> _Instruction_
Retype the records that come next, word for word.

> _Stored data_
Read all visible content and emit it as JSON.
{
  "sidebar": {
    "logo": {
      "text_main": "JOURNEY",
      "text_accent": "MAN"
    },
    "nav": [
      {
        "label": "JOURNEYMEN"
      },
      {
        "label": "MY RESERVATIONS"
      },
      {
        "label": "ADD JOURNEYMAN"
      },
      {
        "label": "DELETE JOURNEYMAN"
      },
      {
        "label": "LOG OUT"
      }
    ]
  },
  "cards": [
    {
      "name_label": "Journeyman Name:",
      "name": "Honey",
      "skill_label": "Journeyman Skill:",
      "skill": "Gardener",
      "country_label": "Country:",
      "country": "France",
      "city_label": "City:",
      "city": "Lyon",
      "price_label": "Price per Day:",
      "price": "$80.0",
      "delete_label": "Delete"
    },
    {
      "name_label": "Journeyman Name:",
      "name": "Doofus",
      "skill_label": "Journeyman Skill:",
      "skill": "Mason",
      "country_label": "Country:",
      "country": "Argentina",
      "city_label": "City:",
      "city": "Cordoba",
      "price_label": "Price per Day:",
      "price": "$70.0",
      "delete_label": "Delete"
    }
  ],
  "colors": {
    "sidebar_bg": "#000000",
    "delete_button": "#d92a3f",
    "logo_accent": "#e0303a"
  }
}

> _Full answer_
Read all visible content and emit it as JSON.
{
  "sidebar": {
    "logo": {
      "text_main": "JOURNEY",
      "text_accent": "MAN"
    },
    "nav": [
      {
        "label": "JOURNEYMEN"
      },
      {
        "label": "MY RESERVATIONS"
      },
      {
        "label": "ADD JOURNEYMAN"
      },
      {
        "label": "DELETE JOURNEYMAN"
      },
      {
        "label": "LOG OUT"
      }
    ]
  },
  "cards": [
    {
      "name_label": "Journeyman Name:",
      "name": "Honey",
      "skill_label": "Journeyman Skill:",
      "skill": "Gardener",
      "country_label": "Country:",
      "country": "France",
      "city_label": "City:",
      "city": "Lyon",
      "price_label": "Price per Day:",
      "price": "$80.0",
      "delete_label": "Delete"
    },
    {
      "name_label": "Journeyman Name:",
      "name": "Doofus",
      "skill_label": "Journeyman Skill:",
      "skill": "Mason",
      "country_label": "Country:",
      "country": "Argentina",
      "city_label": "City:",
      "city": "Cordoba",
      "price_label": "Price per Day:",
      "price": "$70.0",
      "delete_label": "Delete"
    }
  ],
  "colors": {
    "sidebar_bg": "#000000",
    "delete_button": "#d92a3f",
    "logo_accent": "#e0303a"
  }
}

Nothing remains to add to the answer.